═══ PROVIDED ENTRIES

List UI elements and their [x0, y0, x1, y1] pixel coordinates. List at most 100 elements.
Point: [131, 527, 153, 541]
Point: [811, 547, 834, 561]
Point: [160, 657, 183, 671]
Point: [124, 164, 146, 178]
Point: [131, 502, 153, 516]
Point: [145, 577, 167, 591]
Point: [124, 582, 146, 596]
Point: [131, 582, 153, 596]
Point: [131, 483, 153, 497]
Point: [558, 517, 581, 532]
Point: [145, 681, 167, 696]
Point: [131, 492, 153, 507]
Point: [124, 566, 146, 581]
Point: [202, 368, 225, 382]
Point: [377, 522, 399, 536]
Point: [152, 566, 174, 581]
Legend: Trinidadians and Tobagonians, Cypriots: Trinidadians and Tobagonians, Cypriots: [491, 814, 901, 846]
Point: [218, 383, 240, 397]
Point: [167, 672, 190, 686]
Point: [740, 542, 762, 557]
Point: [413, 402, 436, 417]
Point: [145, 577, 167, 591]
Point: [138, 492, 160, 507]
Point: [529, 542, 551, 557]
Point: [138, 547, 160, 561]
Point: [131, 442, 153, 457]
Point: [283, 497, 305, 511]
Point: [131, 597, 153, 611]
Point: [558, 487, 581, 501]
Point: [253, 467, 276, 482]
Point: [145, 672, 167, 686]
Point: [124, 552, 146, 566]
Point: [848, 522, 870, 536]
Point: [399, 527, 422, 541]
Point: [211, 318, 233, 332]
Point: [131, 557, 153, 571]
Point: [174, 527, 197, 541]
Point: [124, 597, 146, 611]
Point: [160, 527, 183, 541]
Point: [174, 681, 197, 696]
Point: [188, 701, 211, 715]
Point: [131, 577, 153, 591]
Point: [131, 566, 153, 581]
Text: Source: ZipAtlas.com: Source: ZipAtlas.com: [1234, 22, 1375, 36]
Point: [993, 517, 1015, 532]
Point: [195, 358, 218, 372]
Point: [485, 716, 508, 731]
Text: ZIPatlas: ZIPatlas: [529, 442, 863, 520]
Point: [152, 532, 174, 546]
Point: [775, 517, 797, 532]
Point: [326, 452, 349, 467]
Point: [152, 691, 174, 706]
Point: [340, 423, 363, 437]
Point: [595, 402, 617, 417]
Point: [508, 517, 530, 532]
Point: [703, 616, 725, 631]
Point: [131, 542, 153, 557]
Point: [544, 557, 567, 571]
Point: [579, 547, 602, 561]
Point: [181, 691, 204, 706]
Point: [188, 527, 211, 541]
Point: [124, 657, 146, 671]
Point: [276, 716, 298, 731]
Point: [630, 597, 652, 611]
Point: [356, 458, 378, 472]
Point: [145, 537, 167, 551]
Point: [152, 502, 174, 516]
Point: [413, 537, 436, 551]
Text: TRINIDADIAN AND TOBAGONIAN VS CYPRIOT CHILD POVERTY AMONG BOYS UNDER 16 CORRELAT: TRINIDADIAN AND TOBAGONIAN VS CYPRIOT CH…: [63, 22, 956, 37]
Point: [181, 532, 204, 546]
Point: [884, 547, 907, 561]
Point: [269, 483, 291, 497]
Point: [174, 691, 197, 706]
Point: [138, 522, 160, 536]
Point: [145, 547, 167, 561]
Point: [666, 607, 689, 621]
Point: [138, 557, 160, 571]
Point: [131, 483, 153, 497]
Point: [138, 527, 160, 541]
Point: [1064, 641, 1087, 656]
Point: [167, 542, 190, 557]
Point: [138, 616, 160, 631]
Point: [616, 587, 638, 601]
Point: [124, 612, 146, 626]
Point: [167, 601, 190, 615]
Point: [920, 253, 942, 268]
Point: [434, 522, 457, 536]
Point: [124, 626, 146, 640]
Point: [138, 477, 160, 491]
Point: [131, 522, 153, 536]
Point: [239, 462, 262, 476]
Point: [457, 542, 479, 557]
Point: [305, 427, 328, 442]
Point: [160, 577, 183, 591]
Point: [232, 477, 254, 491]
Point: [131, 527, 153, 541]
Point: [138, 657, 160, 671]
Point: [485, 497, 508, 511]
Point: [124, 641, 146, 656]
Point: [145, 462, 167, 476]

══════

Repeat every line of the material above verbatim, in the same order.

■ **WRITTEN RESPONSE**:
List UI elements and their [x0, y0, x1, y1] pixel coordinates. List at most 100 elements.
Point: [131, 527, 153, 541]
Point: [811, 547, 834, 561]
Point: [160, 657, 183, 671]
Point: [124, 164, 146, 178]
Point: [131, 502, 153, 516]
Point: [145, 577, 167, 591]
Point: [124, 582, 146, 596]
Point: [131, 582, 153, 596]
Point: [131, 483, 153, 497]
Point: [558, 517, 581, 532]
Point: [145, 681, 167, 696]
Point: [131, 492, 153, 507]
Point: [124, 566, 146, 581]
Point: [202, 368, 225, 382]
Point: [377, 522, 399, 536]
Point: [152, 566, 174, 581]
Legend: Trinidadians and Tobagonians, Cypriots: Trinidadians and Tobagonians, Cypriots: [491, 814, 901, 846]
Point: [218, 383, 240, 397]
Point: [167, 672, 190, 686]
Point: [740, 542, 762, 557]
Point: [413, 402, 436, 417]
Point: [145, 577, 167, 591]
Point: [138, 492, 160, 507]
Point: [529, 542, 551, 557]
Point: [138, 547, 160, 561]
Point: [131, 442, 153, 457]
Point: [283, 497, 305, 511]
Point: [131, 597, 153, 611]
Point: [558, 487, 581, 501]
Point: [253, 467, 276, 482]
Point: [145, 672, 167, 686]
Point: [124, 552, 146, 566]
Point: [848, 522, 870, 536]
Point: [399, 527, 422, 541]
Point: [211, 318, 233, 332]
Point: [131, 557, 153, 571]
Point: [174, 527, 197, 541]
Point: [124, 597, 146, 611]
Point: [160, 527, 183, 541]
Point: [174, 681, 197, 696]
Point: [188, 701, 211, 715]
Point: [131, 577, 153, 591]
Point: [131, 566, 153, 581]
Text: Source: ZipAtlas.com: Source: ZipAtlas.com: [1234, 22, 1375, 36]
Point: [993, 517, 1015, 532]
Point: [195, 358, 218, 372]
Point: [485, 716, 508, 731]
Text: ZIPatlas: ZIPatlas: [529, 442, 863, 520]
Point: [152, 532, 174, 546]
Point: [775, 517, 797, 532]
Point: [326, 452, 349, 467]
Point: [152, 691, 174, 706]
Point: [340, 423, 363, 437]
Point: [595, 402, 617, 417]
Point: [508, 517, 530, 532]
Point: [703, 616, 725, 631]
Point: [131, 542, 153, 557]
Point: [544, 557, 567, 571]
Point: [579, 547, 602, 561]
Point: [181, 691, 204, 706]
Point: [188, 527, 211, 541]
Point: [124, 657, 146, 671]
Point: [276, 716, 298, 731]
Point: [630, 597, 652, 611]
Point: [356, 458, 378, 472]
Point: [145, 537, 167, 551]
Point: [152, 502, 174, 516]
Point: [413, 537, 436, 551]
Text: TRINIDADIAN AND TOBAGONIAN VS CYPRIOT CHILD POVERTY AMONG BOYS UNDER 16 CORRELAT: TRINIDADIAN AND TOBAGONIAN VS CYPRIOT CH…: [63, 22, 956, 37]
Point: [181, 532, 204, 546]
Point: [884, 547, 907, 561]
Point: [269, 483, 291, 497]
Point: [174, 691, 197, 706]
Point: [138, 522, 160, 536]
Point: [145, 547, 167, 561]
Point: [666, 607, 689, 621]
Point: [138, 557, 160, 571]
Point: [131, 483, 153, 497]
Point: [138, 527, 160, 541]
Point: [1064, 641, 1087, 656]
Point: [167, 542, 190, 557]
Point: [138, 616, 160, 631]
Point: [616, 587, 638, 601]
Point: [124, 612, 146, 626]
Point: [167, 601, 190, 615]
Point: [920, 253, 942, 268]
Point: [434, 522, 457, 536]
Point: [124, 626, 146, 640]
Point: [138, 477, 160, 491]
Point: [131, 522, 153, 536]
Point: [239, 462, 262, 476]
Point: [457, 542, 479, 557]
Point: [305, 427, 328, 442]
Point: [160, 577, 183, 591]
Point: [232, 477, 254, 491]
Point: [131, 527, 153, 541]
Point: [138, 657, 160, 671]
Point: [485, 497, 508, 511]
Point: [124, 641, 146, 656]
Point: [145, 462, 167, 476]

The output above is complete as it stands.